Entries with figure data:
• • •

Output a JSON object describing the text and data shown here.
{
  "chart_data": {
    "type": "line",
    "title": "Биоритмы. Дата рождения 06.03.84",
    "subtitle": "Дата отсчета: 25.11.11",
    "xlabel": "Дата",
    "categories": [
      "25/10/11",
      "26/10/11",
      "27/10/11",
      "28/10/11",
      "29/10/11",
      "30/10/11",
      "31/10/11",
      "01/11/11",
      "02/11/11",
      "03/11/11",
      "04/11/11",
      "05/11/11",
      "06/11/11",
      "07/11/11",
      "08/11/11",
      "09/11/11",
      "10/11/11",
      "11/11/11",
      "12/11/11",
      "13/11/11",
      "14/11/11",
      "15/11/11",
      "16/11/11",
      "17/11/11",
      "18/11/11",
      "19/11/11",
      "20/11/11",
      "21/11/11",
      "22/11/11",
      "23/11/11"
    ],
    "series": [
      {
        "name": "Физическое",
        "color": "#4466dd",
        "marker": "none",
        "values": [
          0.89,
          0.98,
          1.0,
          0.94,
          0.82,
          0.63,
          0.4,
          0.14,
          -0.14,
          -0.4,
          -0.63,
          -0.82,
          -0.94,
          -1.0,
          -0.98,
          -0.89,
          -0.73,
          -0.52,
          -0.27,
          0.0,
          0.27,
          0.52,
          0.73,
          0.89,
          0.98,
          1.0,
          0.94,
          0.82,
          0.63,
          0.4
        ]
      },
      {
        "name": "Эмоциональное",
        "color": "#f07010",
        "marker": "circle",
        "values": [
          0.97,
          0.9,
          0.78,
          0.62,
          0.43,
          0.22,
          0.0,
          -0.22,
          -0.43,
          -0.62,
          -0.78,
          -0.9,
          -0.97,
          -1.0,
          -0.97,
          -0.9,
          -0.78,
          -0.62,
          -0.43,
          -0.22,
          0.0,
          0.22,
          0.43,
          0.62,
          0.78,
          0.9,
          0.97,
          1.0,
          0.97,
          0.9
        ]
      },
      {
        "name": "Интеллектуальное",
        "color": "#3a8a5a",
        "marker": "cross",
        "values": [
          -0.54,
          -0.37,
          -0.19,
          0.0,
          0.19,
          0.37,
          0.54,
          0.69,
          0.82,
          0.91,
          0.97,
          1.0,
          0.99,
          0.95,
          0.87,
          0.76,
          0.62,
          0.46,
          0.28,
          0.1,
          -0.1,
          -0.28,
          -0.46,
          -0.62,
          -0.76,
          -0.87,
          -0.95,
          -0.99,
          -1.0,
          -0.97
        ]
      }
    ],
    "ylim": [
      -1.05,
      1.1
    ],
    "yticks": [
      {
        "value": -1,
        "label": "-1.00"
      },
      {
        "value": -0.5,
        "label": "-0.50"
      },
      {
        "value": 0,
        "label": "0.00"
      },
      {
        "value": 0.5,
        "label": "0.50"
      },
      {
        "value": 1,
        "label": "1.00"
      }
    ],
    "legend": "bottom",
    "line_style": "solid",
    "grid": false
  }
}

• • •

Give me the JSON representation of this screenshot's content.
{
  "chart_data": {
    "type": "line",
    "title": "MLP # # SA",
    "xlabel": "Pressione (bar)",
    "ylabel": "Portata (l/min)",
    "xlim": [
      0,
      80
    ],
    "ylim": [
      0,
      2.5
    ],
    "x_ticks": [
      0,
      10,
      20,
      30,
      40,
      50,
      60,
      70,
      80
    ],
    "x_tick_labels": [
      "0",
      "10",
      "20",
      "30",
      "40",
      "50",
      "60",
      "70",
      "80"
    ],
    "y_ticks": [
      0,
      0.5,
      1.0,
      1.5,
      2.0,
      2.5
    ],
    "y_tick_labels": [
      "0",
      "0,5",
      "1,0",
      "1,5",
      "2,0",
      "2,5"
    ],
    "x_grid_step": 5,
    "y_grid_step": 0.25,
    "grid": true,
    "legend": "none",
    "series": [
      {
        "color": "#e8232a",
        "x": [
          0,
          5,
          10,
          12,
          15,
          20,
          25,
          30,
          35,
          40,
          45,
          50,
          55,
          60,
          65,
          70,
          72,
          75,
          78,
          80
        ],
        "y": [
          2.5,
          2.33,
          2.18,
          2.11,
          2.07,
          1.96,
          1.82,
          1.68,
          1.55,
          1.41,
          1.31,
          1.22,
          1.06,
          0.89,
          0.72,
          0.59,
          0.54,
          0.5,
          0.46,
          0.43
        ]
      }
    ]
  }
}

• • •

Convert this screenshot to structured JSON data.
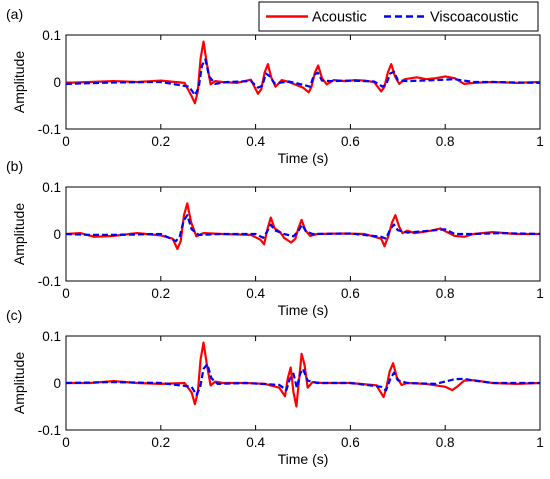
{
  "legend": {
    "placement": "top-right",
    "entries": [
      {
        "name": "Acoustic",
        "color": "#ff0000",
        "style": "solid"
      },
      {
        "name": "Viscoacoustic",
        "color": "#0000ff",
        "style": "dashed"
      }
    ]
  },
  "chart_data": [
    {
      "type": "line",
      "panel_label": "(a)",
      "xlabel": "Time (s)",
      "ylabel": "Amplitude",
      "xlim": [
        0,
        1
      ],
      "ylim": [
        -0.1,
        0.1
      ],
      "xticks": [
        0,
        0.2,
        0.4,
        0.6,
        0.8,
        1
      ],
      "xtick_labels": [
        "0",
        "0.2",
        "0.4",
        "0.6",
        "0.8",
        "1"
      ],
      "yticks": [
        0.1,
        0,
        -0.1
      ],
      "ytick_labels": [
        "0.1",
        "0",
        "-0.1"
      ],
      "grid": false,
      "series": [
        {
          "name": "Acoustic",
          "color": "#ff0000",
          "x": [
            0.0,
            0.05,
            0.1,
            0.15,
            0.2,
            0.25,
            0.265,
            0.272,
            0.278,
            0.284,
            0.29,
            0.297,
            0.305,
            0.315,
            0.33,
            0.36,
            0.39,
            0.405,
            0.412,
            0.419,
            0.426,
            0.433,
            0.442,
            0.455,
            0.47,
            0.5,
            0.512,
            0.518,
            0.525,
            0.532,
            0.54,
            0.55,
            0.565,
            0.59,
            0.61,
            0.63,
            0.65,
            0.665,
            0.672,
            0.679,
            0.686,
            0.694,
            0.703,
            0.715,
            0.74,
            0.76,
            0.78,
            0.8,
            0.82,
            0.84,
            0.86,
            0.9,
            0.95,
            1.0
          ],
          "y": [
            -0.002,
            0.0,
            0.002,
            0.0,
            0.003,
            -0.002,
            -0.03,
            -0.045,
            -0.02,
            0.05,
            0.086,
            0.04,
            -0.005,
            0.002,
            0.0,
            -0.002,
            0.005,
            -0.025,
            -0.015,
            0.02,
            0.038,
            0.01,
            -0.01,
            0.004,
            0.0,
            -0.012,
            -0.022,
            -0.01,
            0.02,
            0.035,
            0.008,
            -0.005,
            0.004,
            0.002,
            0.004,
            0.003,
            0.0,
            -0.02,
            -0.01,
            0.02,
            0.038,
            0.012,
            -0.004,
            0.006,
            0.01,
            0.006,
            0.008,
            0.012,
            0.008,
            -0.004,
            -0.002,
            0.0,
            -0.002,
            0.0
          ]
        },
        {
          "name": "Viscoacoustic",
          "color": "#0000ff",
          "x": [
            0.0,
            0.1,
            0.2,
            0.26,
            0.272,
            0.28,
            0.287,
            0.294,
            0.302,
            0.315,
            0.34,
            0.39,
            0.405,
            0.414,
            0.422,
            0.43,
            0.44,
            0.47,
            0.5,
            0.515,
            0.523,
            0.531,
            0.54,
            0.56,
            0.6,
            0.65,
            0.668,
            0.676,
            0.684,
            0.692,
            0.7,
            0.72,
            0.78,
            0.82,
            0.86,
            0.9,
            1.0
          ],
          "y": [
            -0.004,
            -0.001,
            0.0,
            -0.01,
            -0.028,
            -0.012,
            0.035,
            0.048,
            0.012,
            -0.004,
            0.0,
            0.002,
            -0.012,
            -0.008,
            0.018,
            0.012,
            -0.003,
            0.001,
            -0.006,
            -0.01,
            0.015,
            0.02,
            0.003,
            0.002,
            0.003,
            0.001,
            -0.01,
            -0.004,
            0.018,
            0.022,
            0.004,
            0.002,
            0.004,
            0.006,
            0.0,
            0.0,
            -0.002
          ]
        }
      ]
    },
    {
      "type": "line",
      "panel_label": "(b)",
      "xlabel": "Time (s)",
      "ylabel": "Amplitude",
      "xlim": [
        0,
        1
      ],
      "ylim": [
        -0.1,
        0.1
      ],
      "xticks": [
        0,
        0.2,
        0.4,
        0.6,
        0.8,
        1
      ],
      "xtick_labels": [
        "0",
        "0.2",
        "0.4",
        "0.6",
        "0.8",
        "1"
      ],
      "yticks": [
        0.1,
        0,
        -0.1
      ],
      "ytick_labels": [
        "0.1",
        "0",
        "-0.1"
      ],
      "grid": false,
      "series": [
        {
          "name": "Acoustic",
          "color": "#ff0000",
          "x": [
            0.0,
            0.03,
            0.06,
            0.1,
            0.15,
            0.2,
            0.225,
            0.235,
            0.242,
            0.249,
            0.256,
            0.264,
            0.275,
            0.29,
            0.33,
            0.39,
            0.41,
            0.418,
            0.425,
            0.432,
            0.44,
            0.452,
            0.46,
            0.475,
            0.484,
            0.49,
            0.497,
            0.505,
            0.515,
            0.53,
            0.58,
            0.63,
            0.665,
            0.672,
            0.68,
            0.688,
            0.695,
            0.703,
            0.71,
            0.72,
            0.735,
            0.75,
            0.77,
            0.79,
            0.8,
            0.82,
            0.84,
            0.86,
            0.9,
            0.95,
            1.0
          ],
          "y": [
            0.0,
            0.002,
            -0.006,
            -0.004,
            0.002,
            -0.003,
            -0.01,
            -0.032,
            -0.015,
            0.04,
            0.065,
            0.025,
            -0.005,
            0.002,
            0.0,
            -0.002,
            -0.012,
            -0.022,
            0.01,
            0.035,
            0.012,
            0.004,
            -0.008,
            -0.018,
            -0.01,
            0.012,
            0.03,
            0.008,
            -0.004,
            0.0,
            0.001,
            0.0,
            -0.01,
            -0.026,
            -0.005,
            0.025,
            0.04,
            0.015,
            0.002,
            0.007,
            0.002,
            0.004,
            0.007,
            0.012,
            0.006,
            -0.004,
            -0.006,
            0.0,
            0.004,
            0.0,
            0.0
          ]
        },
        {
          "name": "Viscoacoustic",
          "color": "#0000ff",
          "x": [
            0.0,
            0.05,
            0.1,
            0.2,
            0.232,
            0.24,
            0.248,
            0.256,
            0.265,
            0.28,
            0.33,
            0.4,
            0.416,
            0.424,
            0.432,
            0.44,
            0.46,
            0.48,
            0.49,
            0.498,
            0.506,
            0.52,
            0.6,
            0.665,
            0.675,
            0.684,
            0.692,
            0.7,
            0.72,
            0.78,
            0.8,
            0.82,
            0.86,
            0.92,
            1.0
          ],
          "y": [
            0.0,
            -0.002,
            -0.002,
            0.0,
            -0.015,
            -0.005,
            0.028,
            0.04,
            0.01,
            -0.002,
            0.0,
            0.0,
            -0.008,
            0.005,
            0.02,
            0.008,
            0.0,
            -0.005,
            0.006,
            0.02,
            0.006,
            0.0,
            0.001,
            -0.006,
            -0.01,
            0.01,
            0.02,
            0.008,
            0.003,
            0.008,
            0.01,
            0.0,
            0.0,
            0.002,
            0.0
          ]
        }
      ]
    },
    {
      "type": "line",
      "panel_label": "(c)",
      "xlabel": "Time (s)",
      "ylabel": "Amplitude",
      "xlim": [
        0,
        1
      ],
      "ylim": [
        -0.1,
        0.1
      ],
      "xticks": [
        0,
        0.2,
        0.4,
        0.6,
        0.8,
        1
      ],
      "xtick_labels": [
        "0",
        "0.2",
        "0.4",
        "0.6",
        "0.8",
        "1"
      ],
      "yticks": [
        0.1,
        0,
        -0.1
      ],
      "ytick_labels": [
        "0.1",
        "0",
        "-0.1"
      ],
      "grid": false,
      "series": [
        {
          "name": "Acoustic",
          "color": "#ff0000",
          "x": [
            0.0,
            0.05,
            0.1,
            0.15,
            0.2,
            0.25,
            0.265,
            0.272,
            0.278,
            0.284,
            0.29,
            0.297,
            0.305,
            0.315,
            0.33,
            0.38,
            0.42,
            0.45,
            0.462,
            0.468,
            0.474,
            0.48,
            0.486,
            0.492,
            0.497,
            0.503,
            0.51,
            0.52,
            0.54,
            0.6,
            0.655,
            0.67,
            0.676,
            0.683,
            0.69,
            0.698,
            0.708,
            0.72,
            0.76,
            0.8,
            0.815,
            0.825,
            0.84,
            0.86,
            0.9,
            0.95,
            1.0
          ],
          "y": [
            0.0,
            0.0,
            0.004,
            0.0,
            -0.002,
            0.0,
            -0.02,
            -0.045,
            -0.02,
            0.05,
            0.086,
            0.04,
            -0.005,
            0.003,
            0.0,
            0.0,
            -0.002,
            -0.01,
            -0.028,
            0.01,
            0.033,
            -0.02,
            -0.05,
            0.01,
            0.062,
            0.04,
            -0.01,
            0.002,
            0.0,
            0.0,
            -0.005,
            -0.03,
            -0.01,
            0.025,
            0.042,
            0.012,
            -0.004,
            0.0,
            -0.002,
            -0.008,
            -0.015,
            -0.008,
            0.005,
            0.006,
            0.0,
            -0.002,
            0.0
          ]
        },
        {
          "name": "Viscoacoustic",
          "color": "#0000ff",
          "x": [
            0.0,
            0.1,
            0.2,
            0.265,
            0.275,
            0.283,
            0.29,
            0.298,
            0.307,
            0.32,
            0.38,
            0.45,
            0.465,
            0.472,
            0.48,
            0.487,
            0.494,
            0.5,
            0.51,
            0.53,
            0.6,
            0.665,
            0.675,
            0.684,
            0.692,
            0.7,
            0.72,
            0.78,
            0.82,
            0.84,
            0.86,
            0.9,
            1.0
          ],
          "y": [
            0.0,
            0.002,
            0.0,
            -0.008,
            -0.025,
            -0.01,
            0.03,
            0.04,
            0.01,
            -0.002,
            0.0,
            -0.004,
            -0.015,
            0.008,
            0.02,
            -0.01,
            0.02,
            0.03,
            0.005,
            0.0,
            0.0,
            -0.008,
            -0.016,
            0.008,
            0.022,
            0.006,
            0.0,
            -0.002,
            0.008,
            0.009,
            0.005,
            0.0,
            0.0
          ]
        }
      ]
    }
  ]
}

• • •

Pick out and copy every line that contains the word "Дата".

    "title": "Биоритмы. Дата рождения 06.03.84",
    "subtitle": "Дата отсчета: 25.11.11",
    "xlabel": "Дата",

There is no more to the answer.